Requirements: Reproduce the rows from the start of the records through the line containing "x-tick-label: 2004 — [246, 456, 274, 469]", changing "logo-letter" to "glyph" and leaving everything else untouched.
----- Data lines
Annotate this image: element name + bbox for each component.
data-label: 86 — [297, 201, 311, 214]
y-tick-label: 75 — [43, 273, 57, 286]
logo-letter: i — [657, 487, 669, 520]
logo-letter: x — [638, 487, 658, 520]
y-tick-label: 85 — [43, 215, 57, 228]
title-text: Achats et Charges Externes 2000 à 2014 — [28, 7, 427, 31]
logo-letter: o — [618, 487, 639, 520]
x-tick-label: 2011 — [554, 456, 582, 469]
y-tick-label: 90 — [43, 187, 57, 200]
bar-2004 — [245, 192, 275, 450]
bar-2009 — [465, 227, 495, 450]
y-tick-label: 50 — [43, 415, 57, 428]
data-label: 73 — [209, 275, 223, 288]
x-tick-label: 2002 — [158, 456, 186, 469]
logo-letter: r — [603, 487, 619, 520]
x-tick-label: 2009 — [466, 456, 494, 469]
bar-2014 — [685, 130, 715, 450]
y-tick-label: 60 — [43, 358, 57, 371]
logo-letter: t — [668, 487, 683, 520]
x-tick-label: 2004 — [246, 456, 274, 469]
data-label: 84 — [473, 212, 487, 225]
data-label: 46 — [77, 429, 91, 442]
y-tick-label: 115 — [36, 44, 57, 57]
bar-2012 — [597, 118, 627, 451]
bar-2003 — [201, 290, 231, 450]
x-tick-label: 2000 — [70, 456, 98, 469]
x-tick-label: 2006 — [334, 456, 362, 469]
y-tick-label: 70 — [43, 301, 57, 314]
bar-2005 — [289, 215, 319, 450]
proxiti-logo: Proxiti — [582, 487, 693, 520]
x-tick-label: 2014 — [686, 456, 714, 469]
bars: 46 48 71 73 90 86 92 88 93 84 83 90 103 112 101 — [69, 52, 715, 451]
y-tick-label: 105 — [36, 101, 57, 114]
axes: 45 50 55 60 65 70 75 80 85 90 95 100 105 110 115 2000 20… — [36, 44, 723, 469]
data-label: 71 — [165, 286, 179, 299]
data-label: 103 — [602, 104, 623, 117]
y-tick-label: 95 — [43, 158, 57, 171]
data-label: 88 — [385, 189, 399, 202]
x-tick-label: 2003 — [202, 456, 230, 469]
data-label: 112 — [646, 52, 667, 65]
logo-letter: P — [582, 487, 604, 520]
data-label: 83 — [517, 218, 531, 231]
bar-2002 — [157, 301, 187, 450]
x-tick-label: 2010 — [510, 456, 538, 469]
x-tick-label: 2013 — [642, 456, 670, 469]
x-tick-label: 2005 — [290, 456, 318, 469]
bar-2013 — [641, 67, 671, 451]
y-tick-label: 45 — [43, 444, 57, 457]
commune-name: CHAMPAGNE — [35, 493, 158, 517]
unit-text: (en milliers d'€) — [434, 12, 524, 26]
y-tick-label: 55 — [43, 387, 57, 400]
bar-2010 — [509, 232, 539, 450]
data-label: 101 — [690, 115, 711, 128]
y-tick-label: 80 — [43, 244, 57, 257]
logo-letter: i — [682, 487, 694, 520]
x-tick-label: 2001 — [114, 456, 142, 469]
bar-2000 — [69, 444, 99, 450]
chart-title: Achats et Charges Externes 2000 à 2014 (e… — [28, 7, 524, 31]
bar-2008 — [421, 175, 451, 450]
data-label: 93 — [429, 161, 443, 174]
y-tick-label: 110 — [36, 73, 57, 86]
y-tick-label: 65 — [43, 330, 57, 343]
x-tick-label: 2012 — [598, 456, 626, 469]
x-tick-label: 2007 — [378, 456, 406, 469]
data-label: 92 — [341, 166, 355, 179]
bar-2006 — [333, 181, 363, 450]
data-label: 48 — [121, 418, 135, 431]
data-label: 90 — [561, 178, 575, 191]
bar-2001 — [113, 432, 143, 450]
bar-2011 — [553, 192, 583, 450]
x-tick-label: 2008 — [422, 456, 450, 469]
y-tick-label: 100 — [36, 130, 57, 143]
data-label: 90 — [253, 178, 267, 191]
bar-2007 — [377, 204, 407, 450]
----------
Correct result:
Annotate this image: element name + bbox for each component.
data-label: 86 — [297, 201, 311, 214]
y-tick-label: 75 — [43, 273, 57, 286]
glyph: i — [657, 487, 669, 520]
glyph: x — [638, 487, 658, 520]
y-tick-label: 85 — [43, 215, 57, 228]
title-text: Achats et Charges Externes 2000 à 2014 — [28, 7, 427, 31]
glyph: o — [618, 487, 639, 520]
x-tick-label: 2011 — [554, 456, 582, 469]
y-tick-label: 90 — [43, 187, 57, 200]
bar-2004 — [245, 192, 275, 450]
bar-2009 — [465, 227, 495, 450]
y-tick-label: 50 — [43, 415, 57, 428]
data-label: 73 — [209, 275, 223, 288]
x-tick-label: 2002 — [158, 456, 186, 469]
glyph: r — [603, 487, 619, 520]
x-tick-label: 2009 — [466, 456, 494, 469]
bar-2014 — [685, 130, 715, 450]
y-tick-label: 60 — [43, 358, 57, 371]
glyph: t — [668, 487, 683, 520]
x-tick-label: 2004 — [246, 456, 274, 469]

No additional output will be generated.